◆ PROVIDED INFORMATION ◆
(begin)
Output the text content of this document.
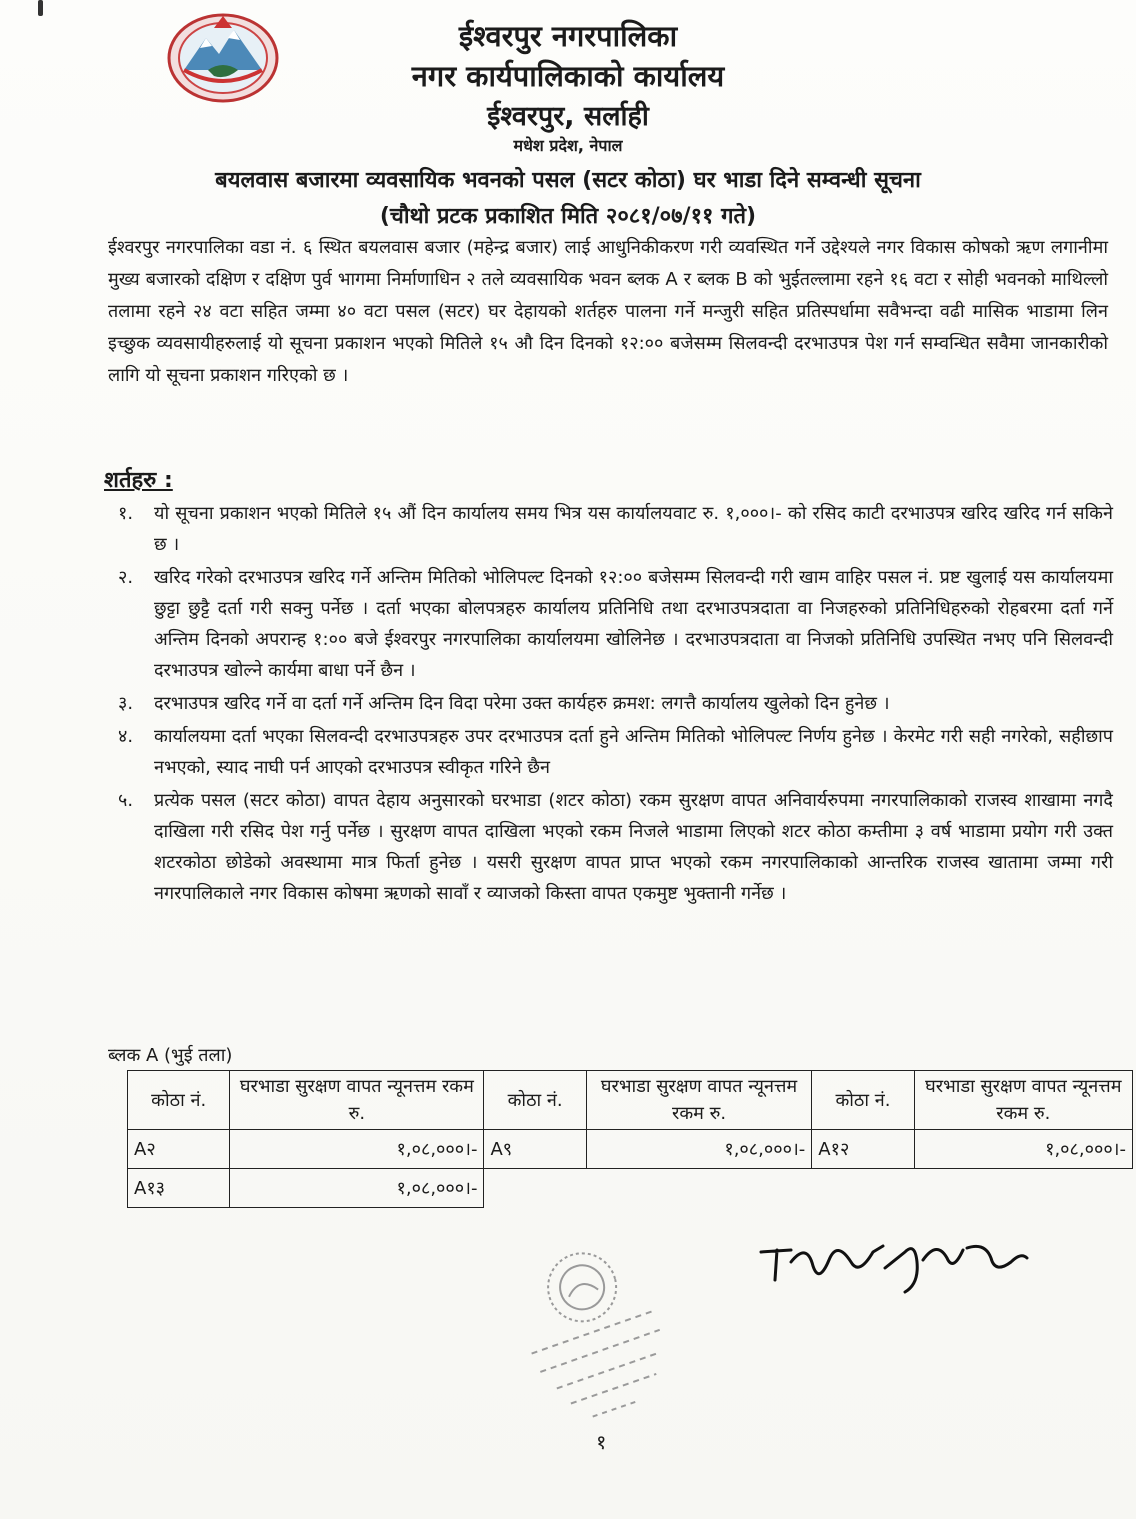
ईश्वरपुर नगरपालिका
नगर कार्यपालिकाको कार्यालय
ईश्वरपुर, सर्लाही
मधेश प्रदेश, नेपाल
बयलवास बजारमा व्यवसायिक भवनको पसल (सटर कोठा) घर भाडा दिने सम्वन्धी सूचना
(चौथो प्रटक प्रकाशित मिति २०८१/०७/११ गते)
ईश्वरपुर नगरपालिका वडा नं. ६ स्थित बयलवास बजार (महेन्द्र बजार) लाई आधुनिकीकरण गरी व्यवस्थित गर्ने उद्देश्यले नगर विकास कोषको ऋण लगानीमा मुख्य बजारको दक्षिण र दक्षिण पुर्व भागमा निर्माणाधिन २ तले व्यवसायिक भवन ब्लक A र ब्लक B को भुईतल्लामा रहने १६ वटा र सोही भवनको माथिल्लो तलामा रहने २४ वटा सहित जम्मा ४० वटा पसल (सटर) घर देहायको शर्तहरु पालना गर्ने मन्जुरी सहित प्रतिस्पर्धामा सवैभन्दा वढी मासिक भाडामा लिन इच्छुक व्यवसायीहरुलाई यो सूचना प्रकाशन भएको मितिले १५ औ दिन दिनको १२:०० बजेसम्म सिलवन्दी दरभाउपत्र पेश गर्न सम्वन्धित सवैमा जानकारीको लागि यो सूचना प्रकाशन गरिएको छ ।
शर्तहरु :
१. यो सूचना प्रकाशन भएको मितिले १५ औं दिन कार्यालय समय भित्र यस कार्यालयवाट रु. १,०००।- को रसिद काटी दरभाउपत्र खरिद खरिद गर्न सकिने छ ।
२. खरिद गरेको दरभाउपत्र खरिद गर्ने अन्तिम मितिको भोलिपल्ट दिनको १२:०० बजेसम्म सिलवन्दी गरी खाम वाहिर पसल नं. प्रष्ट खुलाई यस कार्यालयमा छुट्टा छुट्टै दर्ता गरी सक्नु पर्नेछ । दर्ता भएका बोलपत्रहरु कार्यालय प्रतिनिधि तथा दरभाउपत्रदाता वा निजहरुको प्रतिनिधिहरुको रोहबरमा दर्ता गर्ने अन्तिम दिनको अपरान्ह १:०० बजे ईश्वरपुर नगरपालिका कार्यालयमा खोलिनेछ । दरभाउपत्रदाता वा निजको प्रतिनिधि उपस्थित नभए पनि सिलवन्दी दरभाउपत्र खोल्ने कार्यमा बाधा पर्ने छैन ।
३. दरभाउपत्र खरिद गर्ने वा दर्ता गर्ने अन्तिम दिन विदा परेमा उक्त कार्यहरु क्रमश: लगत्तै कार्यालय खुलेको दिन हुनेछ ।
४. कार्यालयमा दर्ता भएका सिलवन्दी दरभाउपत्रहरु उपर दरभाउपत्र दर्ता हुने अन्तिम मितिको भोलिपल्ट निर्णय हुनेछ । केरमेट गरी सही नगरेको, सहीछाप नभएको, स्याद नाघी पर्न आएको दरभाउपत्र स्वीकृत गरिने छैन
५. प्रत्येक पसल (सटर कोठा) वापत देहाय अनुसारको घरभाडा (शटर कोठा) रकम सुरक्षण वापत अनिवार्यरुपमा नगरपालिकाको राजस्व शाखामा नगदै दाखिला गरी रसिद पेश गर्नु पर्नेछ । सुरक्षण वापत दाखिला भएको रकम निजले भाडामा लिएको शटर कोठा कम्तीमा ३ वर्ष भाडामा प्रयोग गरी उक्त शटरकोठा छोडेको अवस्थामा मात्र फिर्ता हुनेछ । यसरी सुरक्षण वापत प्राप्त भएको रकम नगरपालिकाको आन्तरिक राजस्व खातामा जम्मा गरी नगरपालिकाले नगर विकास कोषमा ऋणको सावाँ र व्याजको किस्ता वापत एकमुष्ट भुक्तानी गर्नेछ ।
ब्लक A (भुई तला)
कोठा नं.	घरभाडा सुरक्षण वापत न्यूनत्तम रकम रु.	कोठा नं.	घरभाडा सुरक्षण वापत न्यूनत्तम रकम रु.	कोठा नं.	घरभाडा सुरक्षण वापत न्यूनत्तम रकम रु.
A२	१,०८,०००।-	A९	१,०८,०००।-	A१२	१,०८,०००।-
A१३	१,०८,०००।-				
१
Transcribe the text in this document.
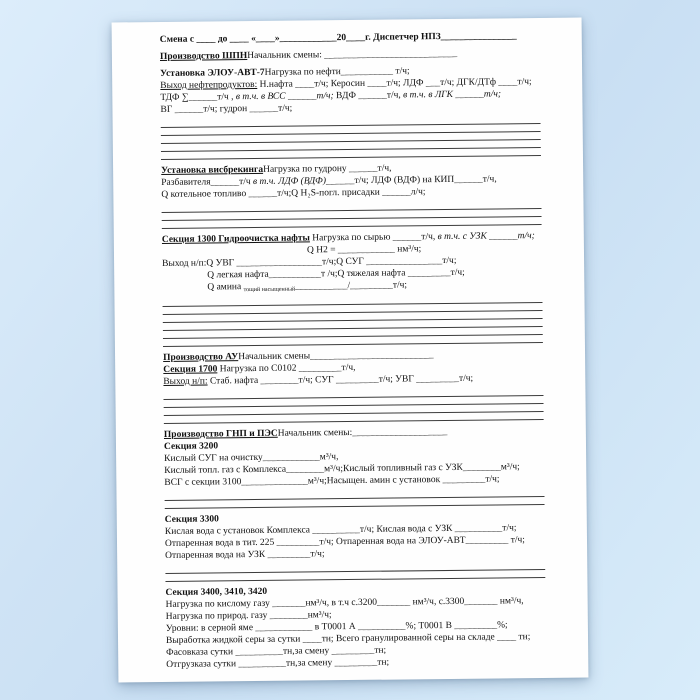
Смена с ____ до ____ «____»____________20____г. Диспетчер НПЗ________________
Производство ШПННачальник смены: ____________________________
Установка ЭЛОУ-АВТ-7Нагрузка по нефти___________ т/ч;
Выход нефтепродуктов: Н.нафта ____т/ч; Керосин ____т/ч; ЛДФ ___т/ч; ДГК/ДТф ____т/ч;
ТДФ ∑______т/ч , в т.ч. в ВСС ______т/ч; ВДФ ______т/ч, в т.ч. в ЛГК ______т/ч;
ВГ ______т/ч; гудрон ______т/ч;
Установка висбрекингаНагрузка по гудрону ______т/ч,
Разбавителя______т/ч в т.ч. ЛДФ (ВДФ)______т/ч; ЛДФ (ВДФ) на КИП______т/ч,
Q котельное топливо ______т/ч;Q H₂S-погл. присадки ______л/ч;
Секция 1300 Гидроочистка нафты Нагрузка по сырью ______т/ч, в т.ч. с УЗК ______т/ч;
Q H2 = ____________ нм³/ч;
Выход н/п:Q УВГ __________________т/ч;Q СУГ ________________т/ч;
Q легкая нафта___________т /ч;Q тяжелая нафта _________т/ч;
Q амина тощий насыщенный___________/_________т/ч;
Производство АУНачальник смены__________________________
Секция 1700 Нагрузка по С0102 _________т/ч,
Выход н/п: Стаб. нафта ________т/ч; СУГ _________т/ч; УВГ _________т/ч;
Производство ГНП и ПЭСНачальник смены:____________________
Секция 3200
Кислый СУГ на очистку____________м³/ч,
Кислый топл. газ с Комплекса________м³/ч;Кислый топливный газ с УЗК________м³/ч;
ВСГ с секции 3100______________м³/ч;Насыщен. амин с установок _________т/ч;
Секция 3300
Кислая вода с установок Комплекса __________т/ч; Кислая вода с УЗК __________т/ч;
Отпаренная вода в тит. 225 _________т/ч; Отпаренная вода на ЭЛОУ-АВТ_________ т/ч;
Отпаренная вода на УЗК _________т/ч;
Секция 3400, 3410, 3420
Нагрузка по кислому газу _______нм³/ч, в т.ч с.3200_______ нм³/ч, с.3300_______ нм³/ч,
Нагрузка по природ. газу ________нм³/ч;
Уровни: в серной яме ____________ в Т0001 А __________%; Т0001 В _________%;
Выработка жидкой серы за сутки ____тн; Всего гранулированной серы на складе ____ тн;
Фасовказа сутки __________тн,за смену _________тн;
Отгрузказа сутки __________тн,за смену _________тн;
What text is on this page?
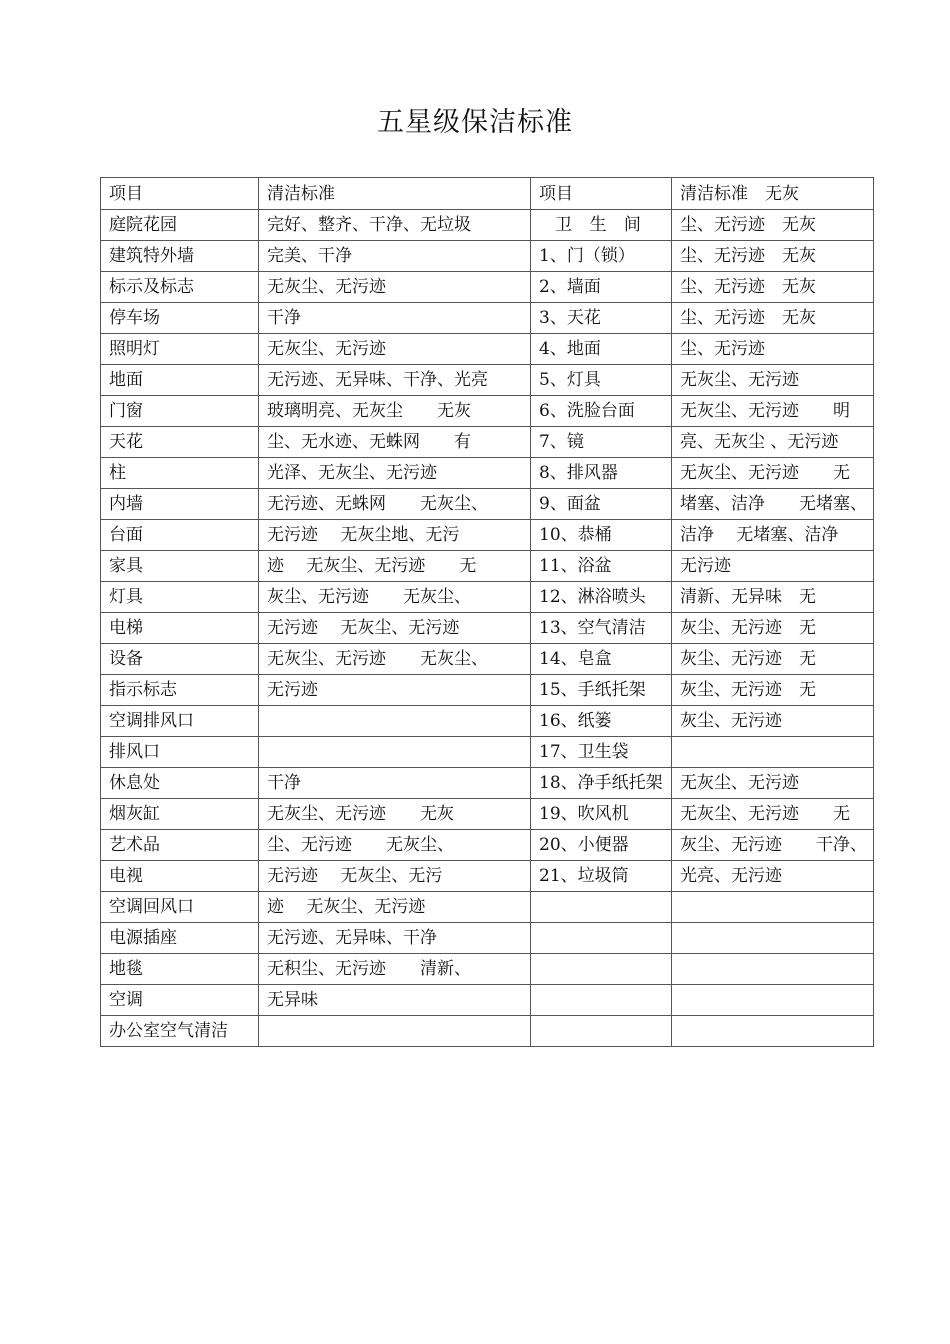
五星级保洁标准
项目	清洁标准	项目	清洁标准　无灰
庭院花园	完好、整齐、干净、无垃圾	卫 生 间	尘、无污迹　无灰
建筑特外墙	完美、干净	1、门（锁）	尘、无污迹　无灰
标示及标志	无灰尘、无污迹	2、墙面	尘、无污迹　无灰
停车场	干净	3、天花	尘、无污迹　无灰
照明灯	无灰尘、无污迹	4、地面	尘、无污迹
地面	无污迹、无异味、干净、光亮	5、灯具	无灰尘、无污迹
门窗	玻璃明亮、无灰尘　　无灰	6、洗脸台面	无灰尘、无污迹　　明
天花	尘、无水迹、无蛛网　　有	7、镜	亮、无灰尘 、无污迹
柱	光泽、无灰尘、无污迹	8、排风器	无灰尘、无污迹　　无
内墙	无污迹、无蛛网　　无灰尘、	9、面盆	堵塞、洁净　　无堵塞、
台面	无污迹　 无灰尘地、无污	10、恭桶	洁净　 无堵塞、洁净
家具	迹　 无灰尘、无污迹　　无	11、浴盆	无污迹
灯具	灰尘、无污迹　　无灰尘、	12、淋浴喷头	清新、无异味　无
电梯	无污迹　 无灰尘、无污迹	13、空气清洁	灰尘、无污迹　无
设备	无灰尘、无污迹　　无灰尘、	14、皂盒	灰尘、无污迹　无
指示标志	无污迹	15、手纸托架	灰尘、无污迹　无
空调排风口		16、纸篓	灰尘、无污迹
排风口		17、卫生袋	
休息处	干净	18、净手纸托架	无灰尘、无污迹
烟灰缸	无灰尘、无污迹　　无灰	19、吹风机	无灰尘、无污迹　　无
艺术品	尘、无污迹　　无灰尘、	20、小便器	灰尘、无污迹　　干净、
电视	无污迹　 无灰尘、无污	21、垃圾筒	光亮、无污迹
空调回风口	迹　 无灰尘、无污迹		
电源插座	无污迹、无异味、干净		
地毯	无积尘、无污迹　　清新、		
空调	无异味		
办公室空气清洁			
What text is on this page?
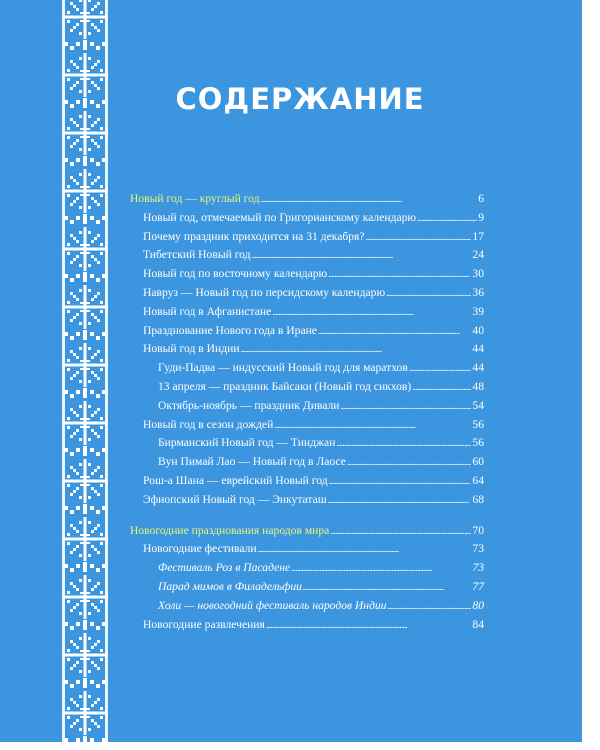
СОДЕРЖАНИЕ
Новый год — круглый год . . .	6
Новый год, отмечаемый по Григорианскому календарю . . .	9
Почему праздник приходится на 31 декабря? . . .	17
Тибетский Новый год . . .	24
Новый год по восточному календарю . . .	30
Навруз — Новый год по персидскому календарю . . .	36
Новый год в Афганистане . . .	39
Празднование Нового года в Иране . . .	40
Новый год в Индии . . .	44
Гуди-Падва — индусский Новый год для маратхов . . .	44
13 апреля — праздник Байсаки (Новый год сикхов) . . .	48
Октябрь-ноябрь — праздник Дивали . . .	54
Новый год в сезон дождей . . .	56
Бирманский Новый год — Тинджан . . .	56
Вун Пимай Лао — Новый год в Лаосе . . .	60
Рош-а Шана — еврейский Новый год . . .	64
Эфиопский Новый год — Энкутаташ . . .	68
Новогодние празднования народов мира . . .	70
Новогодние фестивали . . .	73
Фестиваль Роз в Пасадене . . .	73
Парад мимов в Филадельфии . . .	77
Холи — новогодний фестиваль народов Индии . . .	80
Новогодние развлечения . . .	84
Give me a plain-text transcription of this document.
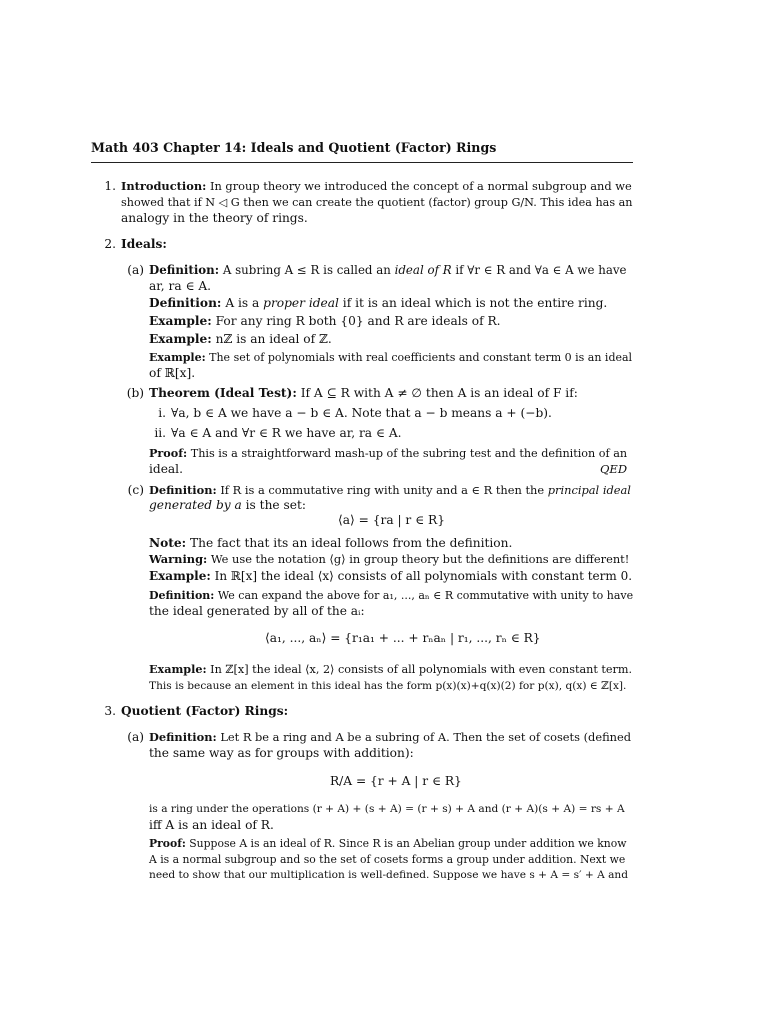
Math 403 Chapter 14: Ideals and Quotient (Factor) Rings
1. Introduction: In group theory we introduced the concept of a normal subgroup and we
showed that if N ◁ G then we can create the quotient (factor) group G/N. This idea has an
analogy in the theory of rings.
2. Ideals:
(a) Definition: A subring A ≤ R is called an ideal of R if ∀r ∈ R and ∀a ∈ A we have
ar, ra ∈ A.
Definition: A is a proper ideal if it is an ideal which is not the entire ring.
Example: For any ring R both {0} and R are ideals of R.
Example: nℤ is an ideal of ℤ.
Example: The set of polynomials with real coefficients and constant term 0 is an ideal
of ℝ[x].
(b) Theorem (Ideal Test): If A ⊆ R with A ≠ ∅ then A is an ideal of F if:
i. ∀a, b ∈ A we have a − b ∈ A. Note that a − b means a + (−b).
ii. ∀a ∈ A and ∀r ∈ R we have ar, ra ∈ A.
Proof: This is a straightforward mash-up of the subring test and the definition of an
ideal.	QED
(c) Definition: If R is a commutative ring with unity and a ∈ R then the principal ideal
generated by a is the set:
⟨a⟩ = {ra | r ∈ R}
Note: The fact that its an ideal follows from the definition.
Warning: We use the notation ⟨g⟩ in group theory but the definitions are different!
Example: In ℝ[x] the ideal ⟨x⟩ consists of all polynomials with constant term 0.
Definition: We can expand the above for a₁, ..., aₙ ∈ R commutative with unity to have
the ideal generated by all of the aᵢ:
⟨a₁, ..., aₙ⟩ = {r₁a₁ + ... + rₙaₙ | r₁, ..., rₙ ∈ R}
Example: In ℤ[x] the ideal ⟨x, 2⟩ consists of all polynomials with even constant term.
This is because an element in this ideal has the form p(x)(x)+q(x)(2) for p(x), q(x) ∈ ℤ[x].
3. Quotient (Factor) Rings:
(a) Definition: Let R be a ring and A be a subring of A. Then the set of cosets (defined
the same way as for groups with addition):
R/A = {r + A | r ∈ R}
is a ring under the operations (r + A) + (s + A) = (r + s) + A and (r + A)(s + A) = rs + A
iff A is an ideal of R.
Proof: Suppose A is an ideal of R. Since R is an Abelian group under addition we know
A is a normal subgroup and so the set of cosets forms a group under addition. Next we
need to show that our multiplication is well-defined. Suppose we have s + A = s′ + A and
(end)
◆ GIVEN INSTRUCTION ◆
Reply with nothing except the number of lines in the listing above that include "text".

◆ ANSWER TO THIS TASK ◆
5